-- MATERIAL TO PROCESS start --
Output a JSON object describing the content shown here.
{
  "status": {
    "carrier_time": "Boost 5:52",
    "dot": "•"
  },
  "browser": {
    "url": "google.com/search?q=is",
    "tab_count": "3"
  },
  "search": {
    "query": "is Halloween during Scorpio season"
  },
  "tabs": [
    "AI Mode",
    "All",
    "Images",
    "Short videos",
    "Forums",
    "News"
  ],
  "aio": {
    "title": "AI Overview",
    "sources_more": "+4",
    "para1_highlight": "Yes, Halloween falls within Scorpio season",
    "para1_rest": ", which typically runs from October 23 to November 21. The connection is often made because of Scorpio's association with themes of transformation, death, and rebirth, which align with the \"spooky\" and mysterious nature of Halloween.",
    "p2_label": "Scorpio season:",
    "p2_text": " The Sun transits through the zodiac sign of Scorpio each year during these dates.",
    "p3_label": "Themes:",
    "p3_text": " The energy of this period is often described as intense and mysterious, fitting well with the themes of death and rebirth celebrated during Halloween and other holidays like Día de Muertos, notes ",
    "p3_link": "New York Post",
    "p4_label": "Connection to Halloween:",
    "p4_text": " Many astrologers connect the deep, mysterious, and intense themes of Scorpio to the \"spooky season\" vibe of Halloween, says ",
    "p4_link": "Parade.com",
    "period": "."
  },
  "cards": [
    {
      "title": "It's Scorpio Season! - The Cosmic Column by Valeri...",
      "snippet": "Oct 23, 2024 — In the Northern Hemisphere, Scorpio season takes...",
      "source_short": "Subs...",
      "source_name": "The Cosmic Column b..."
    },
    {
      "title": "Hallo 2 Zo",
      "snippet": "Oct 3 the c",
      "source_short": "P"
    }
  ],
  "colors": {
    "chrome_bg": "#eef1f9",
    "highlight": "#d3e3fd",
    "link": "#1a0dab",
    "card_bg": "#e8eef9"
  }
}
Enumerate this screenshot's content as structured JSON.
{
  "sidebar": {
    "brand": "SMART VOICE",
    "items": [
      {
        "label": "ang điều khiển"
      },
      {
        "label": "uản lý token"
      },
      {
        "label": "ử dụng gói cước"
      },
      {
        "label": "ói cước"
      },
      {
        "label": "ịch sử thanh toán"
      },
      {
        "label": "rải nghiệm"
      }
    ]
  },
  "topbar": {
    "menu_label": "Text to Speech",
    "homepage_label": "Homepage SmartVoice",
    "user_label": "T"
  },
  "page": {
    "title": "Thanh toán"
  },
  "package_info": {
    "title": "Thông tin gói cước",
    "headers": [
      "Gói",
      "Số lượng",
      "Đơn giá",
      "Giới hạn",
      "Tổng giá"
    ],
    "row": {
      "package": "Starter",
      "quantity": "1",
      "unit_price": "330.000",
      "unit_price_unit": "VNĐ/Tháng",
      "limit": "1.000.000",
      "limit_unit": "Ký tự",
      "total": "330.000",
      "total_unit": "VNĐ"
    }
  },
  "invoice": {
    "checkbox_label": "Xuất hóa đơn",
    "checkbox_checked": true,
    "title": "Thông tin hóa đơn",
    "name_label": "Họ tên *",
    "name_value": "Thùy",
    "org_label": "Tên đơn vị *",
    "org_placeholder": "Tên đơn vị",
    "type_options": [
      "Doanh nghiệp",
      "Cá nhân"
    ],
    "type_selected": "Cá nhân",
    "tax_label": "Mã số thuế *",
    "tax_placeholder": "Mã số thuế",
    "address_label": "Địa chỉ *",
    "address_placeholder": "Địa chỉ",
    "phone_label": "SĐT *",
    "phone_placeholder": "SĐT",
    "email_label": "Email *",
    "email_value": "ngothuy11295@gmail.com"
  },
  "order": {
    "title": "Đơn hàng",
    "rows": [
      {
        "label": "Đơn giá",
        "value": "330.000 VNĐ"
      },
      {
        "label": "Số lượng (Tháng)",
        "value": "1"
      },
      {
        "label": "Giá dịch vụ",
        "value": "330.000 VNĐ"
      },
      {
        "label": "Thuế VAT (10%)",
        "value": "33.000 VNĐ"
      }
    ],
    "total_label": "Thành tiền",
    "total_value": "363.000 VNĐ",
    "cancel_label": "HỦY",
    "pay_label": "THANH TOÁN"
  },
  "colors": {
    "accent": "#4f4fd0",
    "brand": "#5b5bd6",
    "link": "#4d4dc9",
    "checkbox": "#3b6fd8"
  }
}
-- MATERIAL TO PROCESS end --
> _STATED EXERCISE_
Reproduce the material verbatim, line by line.

> _OUTPUT BELOW_
Output a JSON object describing the content shown here.
{
  "status": {
    "carrier_time": "Boost 5:52",
    "dot": "•"
  },
  "browser": {
    "url": "google.com/search?q=is",
    "tab_count": "3"
  },
  "search": {
    "query": "is Halloween during Scorpio season"
  },
  "tabs": [
    "AI Mode",
    "All",
    "Images",
    "Short videos",
    "Forums",
    "News"
  ],
  "aio": {
    "title": "AI Overview",
    "sources_more": "+4",
    "para1_highlight": "Yes, Halloween falls within Scorpio season",
    "para1_rest": ", which typically runs from October 23 to November 21. The connection is often made because of Scorpio's association with themes of transformation, death, and rebirth, which align with the \"spooky\" and mysterious nature of Halloween.",
    "p2_label": "Scorpio season:",
    "p2_text": " The Sun transits through the zodiac sign of Scorpio each year during these dates.",
    "p3_label": "Themes:",
    "p3_text": " The energy of this period is often described as intense and mysterious, fitting well with the themes of death and rebirth celebrated during Halloween and other holidays like Día de Muertos, notes ",
    "p3_link": "New York Post",
    "p4_label": "Connection to Halloween:",
    "p4_text": " Many astrologers connect the deep, mysterious, and intense themes of Scorpio to the \"spooky season\" vibe of Halloween, says ",
    "p4_link": "Parade.com",
    "period": "."
  },
  "cards": [
    {
      "title": "It's Scorpio Season! - The Cosmic Column by Valeri...",
      "snippet": "Oct 23, 2024 — In the Northern Hemisphere, Scorpio season takes...",
      "source_short": "Subs...",
      "source_name": "The Cosmic Column b..."
    },
    {
      "title": "Hallo 2 Zo",
      "snippet": "Oct 3 the c",
      "source_short": "P"
    }
  ],
  "colors": {
    "chrome_bg": "#eef1f9",
    "highlight": "#d3e3fd",
    "link": "#1a0dab",
    "card_bg": "#e8eef9"
  }
}
Enumerate this screenshot's content as structured JSON.
{
  "sidebar": {
    "brand": "SMART VOICE",
    "items": [
      {
        "label": "ang điều khiển"
      },
      {
        "label": "uản lý token"
      },
      {
        "label": "ử dụng gói cước"
      },
      {
        "label": "ói cước"
      },
      {
        "label": "ịch sử thanh toán"
      },
      {
        "label": "rải nghiệm"
      }
    ]
  },
  "topbar": {
    "menu_label": "Text to Speech",
    "homepage_label": "Homepage SmartVoice",
    "user_label": "T"
  },
  "page": {
    "title": "Thanh toán"
  },
  "package_info": {
    "title": "Thông tin gói cước",
    "headers": [
      "Gói",
      "Số lượng",
      "Đơn giá",
      "Giới hạn",
      "Tổng giá"
    ],
    "row": {
      "package": "Starter",
      "quantity": "1",
      "unit_price": "330.000",
      "unit_price_unit": "VNĐ/Tháng",
      "limit": "1.000.000",
      "limit_unit": "Ký tự",
      "total": "330.000",
      "total_unit": "VNĐ"
    }
  },
  "invoice": {
    "checkbox_label": "Xuất hóa đơn",
    "checkbox_checked": true,
    "title": "Thông tin hóa đơn",
    "name_label": "Họ tên *",
    "name_value": "Thùy",
    "org_label": "Tên đơn vị *",
    "org_placeholder": "Tên đơn vị",
    "type_options": [
      "Doanh nghiệp",
      "Cá nhân"
    ],
    "type_selected": "Cá nhân",
    "tax_label": "Mã số thuế *",
    "tax_placeholder": "Mã số thuế",
    "address_label": "Địa chỉ *",
    "address_placeholder": "Địa chỉ",
    "phone_label": "SĐT *",
    "phone_placeholder": "SĐT",
    "email_label": "Email *",
    "email_value": "ngothuy11295@gmail.com"
  },
  "order": {
    "title": "Đơn hàng",
    "rows": [
      {
        "label": "Đơn giá",
        "value": "330.000 VNĐ"
      },
      {
        "label": "Số lượng (Tháng)",
        "value": "1"
      },
      {
        "label": "Giá dịch vụ",
        "value": "330.000 VNĐ"
      },
      {
        "label": "Thuế VAT (10%)",
        "value": "33.000 VNĐ"
      }
    ],
    "total_label": "Thành tiền",
    "total_value": "363.000 VNĐ",
    "cancel_label": "HỦY",
    "pay_label": "THANH TOÁN"
  },
  "colors": {
    "accent": "#4f4fd0",
    "brand": "#5b5bd6",
    "link": "#4d4dc9",
    "checkbox": "#3b6fd8"
  }
}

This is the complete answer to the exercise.